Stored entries

---

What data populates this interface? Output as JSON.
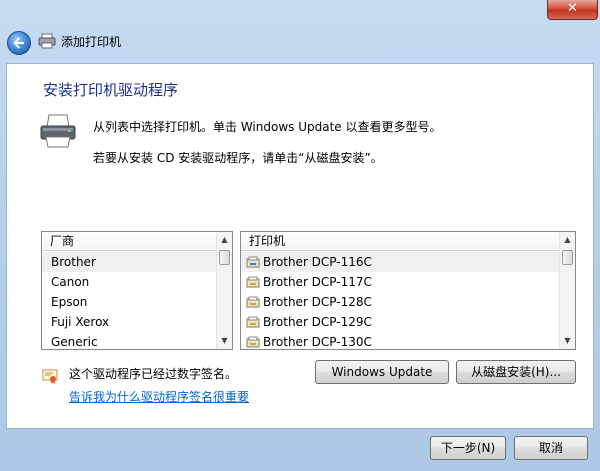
{
  "window": {
    "close_label": "✕"
  },
  "titlebar": {
    "title": "添加打印机"
  },
  "page": {
    "heading": "安装打印机驱动程序",
    "desc1": "从列表中选择打印机。单击 Windows Update 以查看更多型号。",
    "desc2": "若要从安装 CD 安装驱动程序，请单击“从磁盘安装”。"
  },
  "manufacturers": {
    "header": "厂商",
    "items": [
      "Brother",
      "Canon",
      "Epson",
      "Fuji Xerox",
      "Generic"
    ],
    "selected": "Brother"
  },
  "printers": {
    "header": "打印机",
    "items": [
      "Brother DCP-116C",
      "Brother DCP-117C",
      "Brother DCP-128C",
      "Brother DCP-129C",
      "Brother DCP-130C"
    ],
    "selected": "Brother DCP-116C"
  },
  "buttons": {
    "windows_update": "Windows Update",
    "have_disk": "从磁盘安装(H)...",
    "next": "下一步(N)",
    "cancel": "取消"
  },
  "signature": {
    "text": "这个驱动程序已经过数字签名。",
    "link": "告诉我为什么驱动程序签名很重要"
  },
  "icons": {
    "back": "back-arrow-icon",
    "printer": "printer-icon",
    "cert": "certificate-icon"
  }
}
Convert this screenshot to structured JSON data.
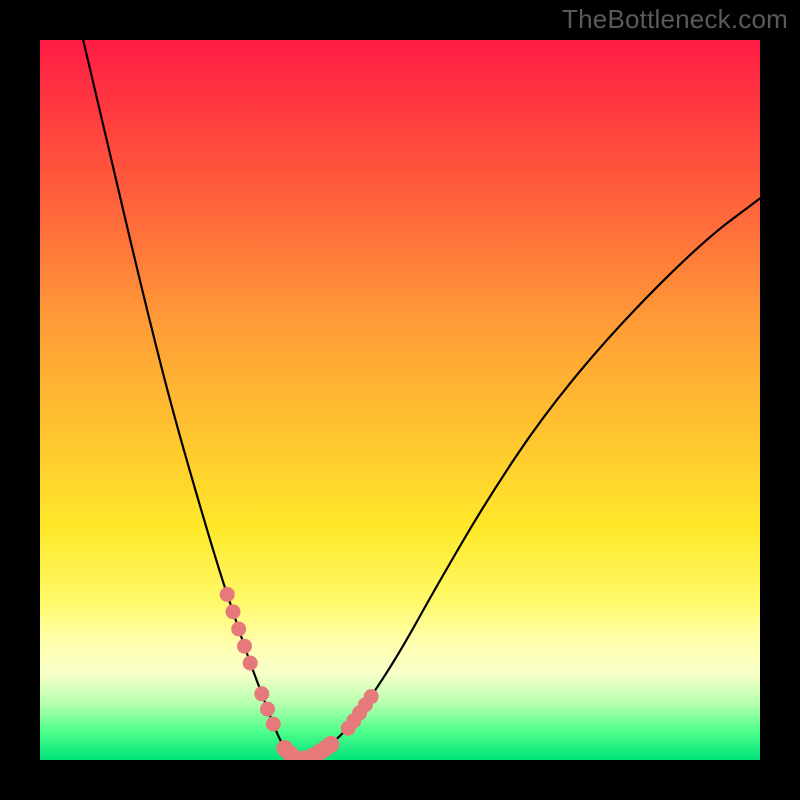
{
  "watermark": "TheBottleneck.com",
  "colors": {
    "frame": "#000000",
    "gradient_stops": [
      "#ff1c45",
      "#ff3b3f",
      "#ff6a3a",
      "#ff9e37",
      "#ffc52f",
      "#ffe92a",
      "#fff96a",
      "#ffffb0",
      "#f7ffc8",
      "#b8ffb0",
      "#4fff8a",
      "#00e47a"
    ],
    "curve": "#000000",
    "beads": "#e67a7a"
  },
  "chart_data": {
    "type": "line",
    "title": "",
    "xlabel": "",
    "ylabel": "",
    "xlim": [
      0,
      100
    ],
    "ylim": [
      0,
      100
    ],
    "series": [
      {
        "name": "bottleneck-curve",
        "x": [
          6,
          10,
          14,
          18,
          22,
          25,
          27,
          29,
          30.5,
          32,
          33,
          34,
          35,
          36,
          37,
          38,
          40,
          43,
          46,
          50,
          55,
          62,
          70,
          80,
          92,
          100
        ],
        "y": [
          100,
          83,
          66,
          50,
          36,
          26,
          20,
          14,
          10,
          6,
          3.5,
          1.6,
          0.6,
          0.1,
          0.1,
          0.55,
          1.8,
          4.6,
          8.8,
          15,
          24,
          36,
          48,
          60,
          72,
          78
        ]
      }
    ],
    "beads_region_x": [
      26,
      46
    ],
    "annotations": []
  }
}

---

YOUR TASK
Count every line of the material above that holds the string "Update", then state only the total.

SOLUTION FOR THIS EXERCISE
2